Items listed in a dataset

####

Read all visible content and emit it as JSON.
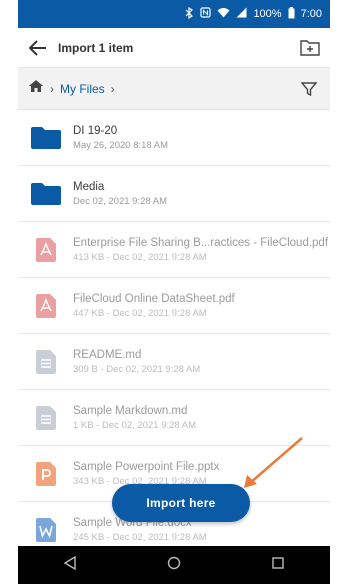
{
  "statusbar": {
    "battery": "100%",
    "time": "7:00",
    "icons": [
      "bluetooth-icon",
      "nfc-icon",
      "wifi-icon",
      "signal-icon",
      "battery-icon"
    ]
  },
  "appbar": {
    "title": "Import 1 item",
    "back_icon": "arrow-left-icon",
    "action_icon": "new-folder-icon"
  },
  "breadcrumb": {
    "home_icon": "home-icon",
    "current": "My Files",
    "filter_icon": "filter-icon"
  },
  "files": [
    {
      "name": "DI 19-20",
      "meta": "May 26, 2020 8:18 AM",
      "type": "folder",
      "disabled": false
    },
    {
      "name": "Media",
      "meta": "Dec 02, 2021 9:28 AM",
      "type": "folder",
      "disabled": false
    },
    {
      "name": "Enterprise File Sharing B...ractices - FileCloud.pdf",
      "meta": "413 KB - Dec 02, 2021 9:28 AM",
      "type": "pdf",
      "disabled": true
    },
    {
      "name": "FileCloud Online DataSheet.pdf",
      "meta": "447 KB - Dec 02, 2021 9:28 AM",
      "type": "pdf",
      "disabled": true
    },
    {
      "name": "README.md",
      "meta": "309 B - Dec 02, 2021 9:28 AM",
      "type": "doc",
      "disabled": true
    },
    {
      "name": "Sample Markdown.md",
      "meta": "1 KB - Dec 02, 2021 9:28 AM",
      "type": "doc",
      "disabled": true
    },
    {
      "name": "Sample Powerpoint File.pptx",
      "meta": "343 KB - Dec 02, 2021 9:28 AM",
      "type": "ppt",
      "disabled": true
    },
    {
      "name": "Sample Word File.docx",
      "meta": "245 KB - Dec 02, 2021 9:28 AM",
      "type": "word",
      "disabled": true
    }
  ],
  "import_button": "Import here",
  "colors": {
    "primary": "#0b5aa6",
    "folder": "#0b5aa6",
    "pdf": "#e57373",
    "doc": "#b0b7c3",
    "ppt": "#f0a07a",
    "word": "#6d9fd6",
    "arrow": "#e87b3c"
  },
  "navbar": {
    "back": "nav-back-icon",
    "home": "nav-home-icon",
    "recents": "nav-recents-icon"
  }
}
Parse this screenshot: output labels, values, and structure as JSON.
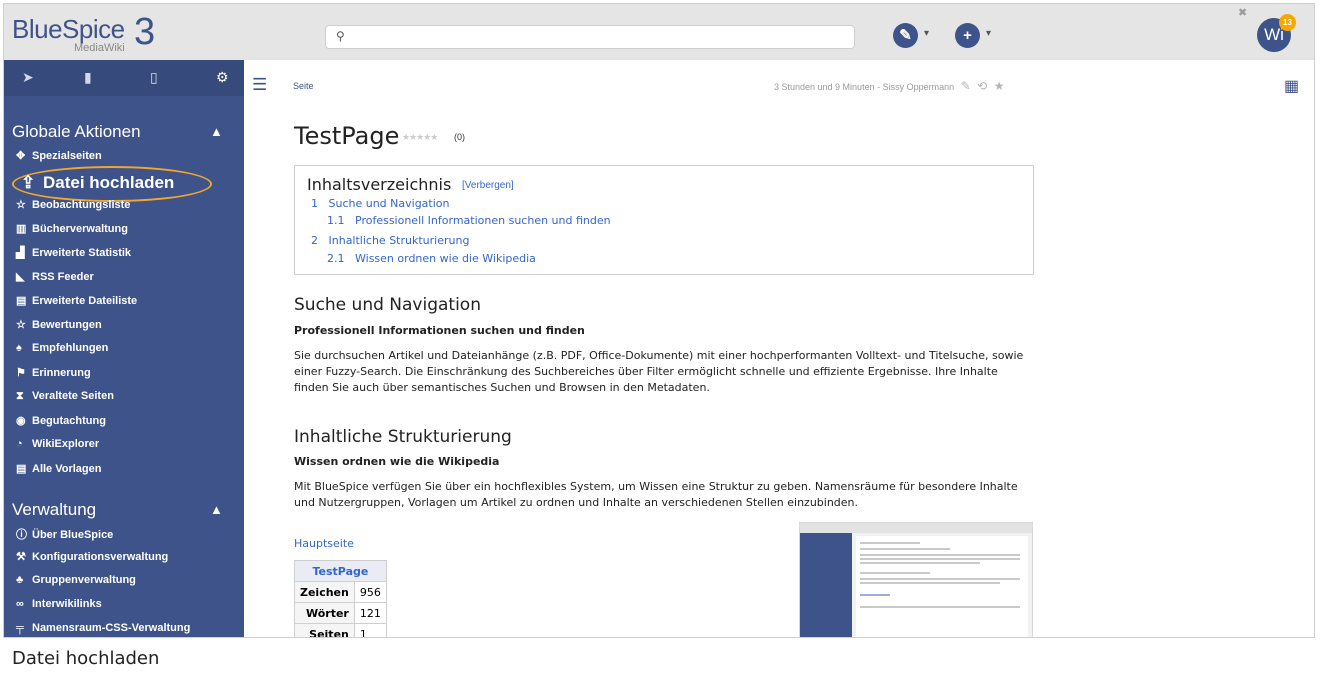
{
  "logo": {
    "text": "BlueSpice",
    "sub": "MediaWiki",
    "version": "3"
  },
  "header": {
    "user_initials": "Wi",
    "notifications": "13"
  },
  "sidebar": {
    "sections": [
      {
        "title": "Globale Aktionen",
        "items": [
          {
            "icon": "puzzle-icon",
            "glyph": "✥",
            "label": "Spezialseiten"
          },
          {
            "icon": "upload-icon",
            "glyph": "⇪",
            "label": "Datei hochladen",
            "highlighted": true
          },
          {
            "icon": "star-icon",
            "glyph": "☆",
            "label": "Beobachtungsliste"
          },
          {
            "icon": "books-icon",
            "glyph": "▥",
            "label": "Bücherverwaltung"
          },
          {
            "icon": "chart-icon",
            "glyph": "▟",
            "label": "Erweiterte Statistik"
          },
          {
            "icon": "rss-icon",
            "glyph": "◣",
            "label": "RSS Feeder"
          },
          {
            "icon": "filelist-icon",
            "glyph": "▤",
            "label": "Erweiterte Dateiliste"
          },
          {
            "icon": "star-icon",
            "glyph": "☆",
            "label": "Bewertungen"
          },
          {
            "icon": "fire-icon",
            "glyph": "♠",
            "label": "Empfehlungen"
          },
          {
            "icon": "flag-icon",
            "glyph": "⚑",
            "label": "Erinnerung"
          },
          {
            "icon": "hourglass-icon",
            "glyph": "⧗",
            "label": "Veraltete Seiten"
          },
          {
            "icon": "eye-icon",
            "glyph": "◉",
            "label": "Begutachtung"
          },
          {
            "icon": "compass-icon",
            "glyph": "◔",
            "label": "WikiExplorer"
          },
          {
            "icon": "template-icon",
            "glyph": "▤",
            "label": "Alle Vorlagen"
          }
        ]
      },
      {
        "title": "Verwaltung",
        "items": [
          {
            "icon": "info-icon",
            "glyph": "ⓘ",
            "label": "Über BlueSpice"
          },
          {
            "icon": "wrench-icon",
            "glyph": "⚒",
            "label": "Konfigurationsverwaltung"
          },
          {
            "icon": "group-icon",
            "glyph": "♣",
            "label": "Gruppenverwaltung"
          },
          {
            "icon": "link-icon",
            "glyph": "∞",
            "label": "Interwikilinks"
          },
          {
            "icon": "paint-icon",
            "glyph": "╤",
            "label": "Namensraum-CSS-Verwaltung"
          }
        ]
      }
    ]
  },
  "main": {
    "breadcrumb": "Seite",
    "meta": "3 Stunden und 9 Minuten - Sissy Oppermann",
    "title": "TestPage",
    "rating_count": "(0)",
    "toc": {
      "title": "Inhaltsverzeichnis",
      "toggle": "[Verbergen]",
      "entries": [
        {
          "num": "1",
          "text": "Suche und Navigation"
        },
        {
          "num": "1.1",
          "text": "Professionell Informationen suchen und finden"
        },
        {
          "num": "2",
          "text": "Inhaltliche Strukturierung"
        },
        {
          "num": "2.1",
          "text": "Wissen ordnen wie die Wikipedia"
        }
      ]
    },
    "sections": [
      {
        "heading": "Suche und Navigation",
        "subheading": "Professionell Informationen suchen und finden",
        "text": "Sie durchsuchen Artikel und Dateianhänge (z.B. PDF, Office-Dokumente) mit einer hochperformanten Volltext- und Titelsuche, sowie einer Fuzzy-Search. Die Einschränkung des Suchbereiches über Filter ermöglicht schnelle und effiziente Ergebnisse. Ihre Inhalte finden Sie auch über semantisches Suchen und Browsen in den Metadaten."
      },
      {
        "heading": "Inhaltliche Strukturierung",
        "subheading": "Wissen ordnen wie die Wikipedia",
        "text": "Mit BlueSpice verfügen Sie über ein hochflexibles System, um Wissen eine Struktur zu geben. Namensräume für besondere Inhalte und Nutzergruppen, Vorlagen um Artikel zu ordnen und Inhalte an verschiedenen Stellen einzubinden."
      }
    ],
    "main_link": "Hauptseite",
    "stats": {
      "header": "TestPage",
      "rows": [
        {
          "label": "Zeichen",
          "value": "956"
        },
        {
          "label": "Wörter",
          "value": "121"
        },
        {
          "label": "Seiten",
          "value": "1"
        }
      ]
    }
  },
  "caption": "Datei hochladen"
}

####

Restate every record exactly, please; do not copy the pictures.

Read all visible content and emit it as JSON.
{
  "statusbar": {
    "battery": "100%",
    "time": "7:00",
    "icons": [
      "bluetooth-icon",
      "nfc-icon",
      "wifi-icon",
      "signal-icon",
      "battery-icon"
    ]
  },
  "appbar": {
    "title": "Import 1 item",
    "back_icon": "arrow-left-icon",
    "action_icon": "new-folder-icon"
  },
  "breadcrumb": {
    "home_icon": "home-icon",
    "current": "My Files",
    "filter_icon": "filter-icon"
  },
  "files": [
    {
      "name": "DI 19-20",
      "meta": "May 26, 2020 8:18 AM",
      "type": "folder",
      "disabled": false
    },
    {
      "name": "Media",
      "meta": "Dec 02, 2021 9:28 AM",
      "type": "folder",
      "disabled": false
    },
    {
      "name": "Enterprise File Sharing B...ractices - FileCloud.pdf",
      "meta": "413 KB - Dec 02, 2021 9:28 AM",
      "type": "pdf",
      "disabled": true
    },
    {
      "name": "FileCloud Online DataSheet.pdf",
      "meta": "447 KB - Dec 02, 2021 9:28 AM",
      "type": "pdf",
      "disabled": true
    },
    {
      "name": "README.md",
      "meta": "309 B - Dec 02, 2021 9:28 AM",
      "type": "doc",
      "disabled": true
    },
    {
      "name": "Sample Markdown.md",
      "meta": "1 KB - Dec 02, 2021 9:28 AM",
      "type": "doc",
      "disabled": true
    },
    {
      "name": "Sample Powerpoint File.pptx",
      "meta": "343 KB - Dec 02, 2021 9:28 AM",
      "type": "ppt",
      "disabled": true
    },
    {
      "name": "Sample Word File.docx",
      "meta": "245 KB - Dec 02, 2021 9:28 AM",
      "type": "word",
      "disabled": true
    }
  ],
  "import_button": "Import here",
  "colors": {
    "primary": "#0b5aa6",
    "folder": "#0b5aa6",
    "pdf": "#e57373",
    "doc": "#b0b7c3",
    "ppt": "#f0a07a",
    "word": "#6d9fd6",
    "arrow": "#e87b3c"
  },
  "navbar": {
    "back": "nav-back-icon",
    "home": "nav-home-icon",
    "recents": "nav-recents-icon"
  }
}
Parse this screenshot: output labels, values, and structure as JSON.
{
  "logo": {
    "text": "BlueSpice",
    "sub": "MediaWiki",
    "version": "3"
  },
  "header": {
    "user_initials": "Wi",
    "notifications": "13"
  },
  "sidebar": {
    "sections": [
      {
        "title": "Globale Aktionen",
        "items": [
          {
            "icon": "puzzle-icon",
            "glyph": "✥",
            "label": "Spezialseiten"
          },
          {
            "icon": "upload-icon",
            "glyph": "⇪",
            "label": "Datei hochladen",
            "highlighted": true
          },
          {
            "icon": "star-icon",
            "glyph": "☆",
            "label": "Beobachtungsliste"
          },
          {
            "icon": "books-icon",
            "glyph": "▥",
            "label": "Bücherverwaltung"
          },
          {
            "icon": "chart-icon",
            "glyph": "▟",
            "label": "Erweiterte Statistik"
          },
          {
            "icon": "rss-icon",
            "glyph": "◣",
            "label": "RSS Feeder"
          },
          {
            "icon": "filelist-icon",
            "glyph": "▤",
            "label": "Erweiterte Dateiliste"
          },
          {
            "icon": "star-icon",
            "glyph": "☆",
            "label": "Bewertungen"
          },
          {
            "icon": "fire-icon",
            "glyph": "♠",
            "label": "Empfehlungen"
          },
          {
            "icon": "flag-icon",
            "glyph": "⚑",
            "label": "Erinnerung"
          },
          {
            "icon": "hourglass-icon",
            "glyph": "⧗",
            "label": "Veraltete Seiten"
          },
          {
            "icon": "eye-icon",
            "glyph": "◉",
            "label": "Begutachtung"
          },
          {
            "icon": "compass-icon",
            "glyph": "◔",
            "label": "WikiExplorer"
          },
          {
            "icon": "template-icon",
            "glyph": "▤",
            "label": "Alle Vorlagen"
          }
        ]
      },
      {
        "title": "Verwaltung",
        "items": [
          {
            "icon": "info-icon",
            "glyph": "ⓘ",
            "label": "Über BlueSpice"
          },
          {
            "icon": "wrench-icon",
            "glyph": "⚒",
            "label": "Konfigurationsverwaltung"
          },
          {
            "icon": "group-icon",
            "glyph": "♣",
            "label": "Gruppenverwaltung"
          },
          {
            "icon": "link-icon",
            "glyph": "∞",
            "label": "Interwikilinks"
          },
          {
            "icon": "paint-icon",
            "glyph": "╤",
            "label": "Namensraum-CSS-Verwaltung"
          }
        ]
      }
    ]
  },
  "main": {
    "breadcrumb": "Seite",
    "meta": "3 Stunden und 9 Minuten - Sissy Oppermann",
    "title": "TestPage",
    "rating_count": "(0)",
    "toc": {
      "title": "Inhaltsverzeichnis",
      "toggle": "[Verbergen]",
      "entries": [
        {
          "num": "1",
          "text": "Suche und Navigation"
        },
        {
          "num": "1.1",
          "text": "Professionell Informationen suchen und finden"
        },
        {
          "num": "2",
          "text": "Inhaltliche Strukturierung"
        },
        {
          "num": "2.1",
          "text": "Wissen ordnen wie die Wikipedia"
        }
      ]
    },
    "sections": [
      {
        "heading": "Suche und Navigation",
        "subheading": "Professionell Informationen suchen und finden",
        "text": "Sie durchsuchen Artikel und Dateianhänge (z.B. PDF, Office-Dokumente) mit einer hochperformanten Volltext- und Titelsuche, sowie einer Fuzzy-Search. Die Einschränkung des Suchbereiches über Filter ermöglicht schnelle und effiziente Ergebnisse. Ihre Inhalte finden Sie auch über semantisches Suchen und Browsen in den Metadaten."
      },
      {
        "heading": "Inhaltliche Strukturierung",
        "subheading": "Wissen ordnen wie die Wikipedia",
        "text": "Mit BlueSpice verfügen Sie über ein hochflexibles System, um Wissen eine Struktur zu geben. Namensräume für besondere Inhalte und Nutzergruppen, Vorlagen um Artikel zu ordnen und Inhalte an verschiedenen Stellen einzubinden."
      }
    ],
    "main_link": "Hauptseite",
    "stats": {
      "header": "TestPage",
      "rows": [
        {
          "label": "Zeichen",
          "value": "956"
        },
        {
          "label": "Wörter",
          "value": "121"
        },
        {
          "label": "Seiten",
          "value": "1"
        }
      ]
    }
  },
  "caption": "Datei hochladen"
}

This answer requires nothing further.